START Task data

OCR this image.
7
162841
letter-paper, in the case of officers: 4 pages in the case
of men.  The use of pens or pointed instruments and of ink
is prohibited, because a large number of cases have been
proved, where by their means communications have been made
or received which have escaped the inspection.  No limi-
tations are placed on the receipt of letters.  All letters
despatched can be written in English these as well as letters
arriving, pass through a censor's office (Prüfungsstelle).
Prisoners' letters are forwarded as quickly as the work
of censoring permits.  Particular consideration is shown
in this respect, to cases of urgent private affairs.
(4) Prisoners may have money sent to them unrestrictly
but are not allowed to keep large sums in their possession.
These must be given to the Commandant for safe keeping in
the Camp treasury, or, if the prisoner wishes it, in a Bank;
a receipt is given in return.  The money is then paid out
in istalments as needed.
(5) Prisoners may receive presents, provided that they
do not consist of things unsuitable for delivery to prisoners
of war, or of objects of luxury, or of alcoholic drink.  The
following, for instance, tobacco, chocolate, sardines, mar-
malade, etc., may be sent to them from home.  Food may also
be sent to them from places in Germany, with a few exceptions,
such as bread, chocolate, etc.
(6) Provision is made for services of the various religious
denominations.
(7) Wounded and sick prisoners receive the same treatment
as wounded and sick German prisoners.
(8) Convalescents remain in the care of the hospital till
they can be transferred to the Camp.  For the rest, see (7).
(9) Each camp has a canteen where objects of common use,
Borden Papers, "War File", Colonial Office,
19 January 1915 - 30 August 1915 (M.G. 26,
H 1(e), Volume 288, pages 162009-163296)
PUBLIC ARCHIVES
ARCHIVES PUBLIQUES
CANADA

END Task data

### [Task to complete]
Repeat the entries exactly, all of them.

### [Full solution]
OCR this image.
7
162841
letter-paper, in the case of officers: 4 pages in the case
of men.  The use of pens or pointed instruments and of ink
is prohibited, because a large number of cases have been
proved, where by their means communications have been made
or received which have escaped the inspection.  No limi-
tations are placed on the receipt of letters.  All letters
despatched can be written in English these as well as letters
arriving, pass through a censor's office (Prüfungsstelle).
Prisoners' letters are forwarded as quickly as the work
of censoring permits.  Particular consideration is shown
in this respect, to cases of urgent private affairs.
(4) Prisoners may have money sent to them unrestrictly
but are not allowed to keep large sums in their possession.
These must be given to the Commandant for safe keeping in
the Camp treasury, or, if the prisoner wishes it, in a Bank;
a receipt is given in return.  The money is then paid out
in istalments as needed.
(5) Prisoners may receive presents, provided that they
do not consist of things unsuitable for delivery to prisoners
of war, or of objects of luxury, or of alcoholic drink.  The
following, for instance, tobacco, chocolate, sardines, mar-
malade, etc., may be sent to them from home.  Food may also
be sent to them from places in Germany, with a few exceptions,
such as bread, chocolate, etc.
(6) Provision is made for services of the various religious
denominations.
(7) Wounded and sick prisoners receive the same treatment
as wounded and sick German prisoners.
(8) Convalescents remain in the care of the hospital till
they can be transferred to the Camp.  For the rest, see (7).
(9) Each camp has a canteen where objects of common use,
Borden Papers, "War File", Colonial Office,
19 January 1915 - 30 August 1915 (M.G. 26,
H 1(e), Volume 288, pages 162009-163296)
PUBLIC ARCHIVES
ARCHIVES PUBLIQUES
CANADA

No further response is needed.